(Stored data)
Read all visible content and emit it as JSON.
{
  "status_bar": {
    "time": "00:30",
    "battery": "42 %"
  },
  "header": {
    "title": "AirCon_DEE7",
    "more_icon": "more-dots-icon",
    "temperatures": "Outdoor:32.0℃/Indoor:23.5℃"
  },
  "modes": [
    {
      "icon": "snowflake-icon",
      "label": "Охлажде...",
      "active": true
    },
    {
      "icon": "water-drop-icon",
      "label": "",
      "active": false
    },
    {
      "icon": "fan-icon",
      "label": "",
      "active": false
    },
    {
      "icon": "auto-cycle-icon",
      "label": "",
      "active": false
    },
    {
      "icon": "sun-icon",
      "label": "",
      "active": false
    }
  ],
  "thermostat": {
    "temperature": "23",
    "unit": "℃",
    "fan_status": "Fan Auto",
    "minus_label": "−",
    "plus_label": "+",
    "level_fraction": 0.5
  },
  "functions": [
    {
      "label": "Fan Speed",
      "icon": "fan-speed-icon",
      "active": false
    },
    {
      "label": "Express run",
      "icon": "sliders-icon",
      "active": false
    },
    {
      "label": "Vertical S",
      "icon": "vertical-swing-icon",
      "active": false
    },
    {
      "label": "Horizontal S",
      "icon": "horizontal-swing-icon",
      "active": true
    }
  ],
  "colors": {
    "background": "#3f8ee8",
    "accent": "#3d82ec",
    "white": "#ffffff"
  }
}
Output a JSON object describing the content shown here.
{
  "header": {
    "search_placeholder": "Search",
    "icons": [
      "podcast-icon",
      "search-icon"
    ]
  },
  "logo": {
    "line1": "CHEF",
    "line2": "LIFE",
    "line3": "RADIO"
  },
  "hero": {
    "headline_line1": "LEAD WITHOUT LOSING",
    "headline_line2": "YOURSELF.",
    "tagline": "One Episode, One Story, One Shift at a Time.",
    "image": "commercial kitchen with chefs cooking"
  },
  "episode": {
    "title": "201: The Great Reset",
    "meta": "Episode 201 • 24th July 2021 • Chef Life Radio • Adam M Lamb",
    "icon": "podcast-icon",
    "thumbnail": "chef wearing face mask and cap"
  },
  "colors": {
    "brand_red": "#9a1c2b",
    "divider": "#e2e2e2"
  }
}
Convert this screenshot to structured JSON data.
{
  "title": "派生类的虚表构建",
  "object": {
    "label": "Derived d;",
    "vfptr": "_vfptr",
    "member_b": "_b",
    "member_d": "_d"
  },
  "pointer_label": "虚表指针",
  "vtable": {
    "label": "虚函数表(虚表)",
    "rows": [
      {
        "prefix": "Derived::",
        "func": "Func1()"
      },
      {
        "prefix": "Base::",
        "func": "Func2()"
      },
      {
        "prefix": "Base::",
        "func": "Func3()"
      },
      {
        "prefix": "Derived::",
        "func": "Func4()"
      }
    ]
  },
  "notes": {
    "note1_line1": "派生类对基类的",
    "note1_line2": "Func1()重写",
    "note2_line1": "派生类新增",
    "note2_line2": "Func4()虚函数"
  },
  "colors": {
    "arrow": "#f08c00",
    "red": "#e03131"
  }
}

> **Work to complete**:
Across the records, how many lines contain "object"? Only the number should be given.

> **Result of the task**:
2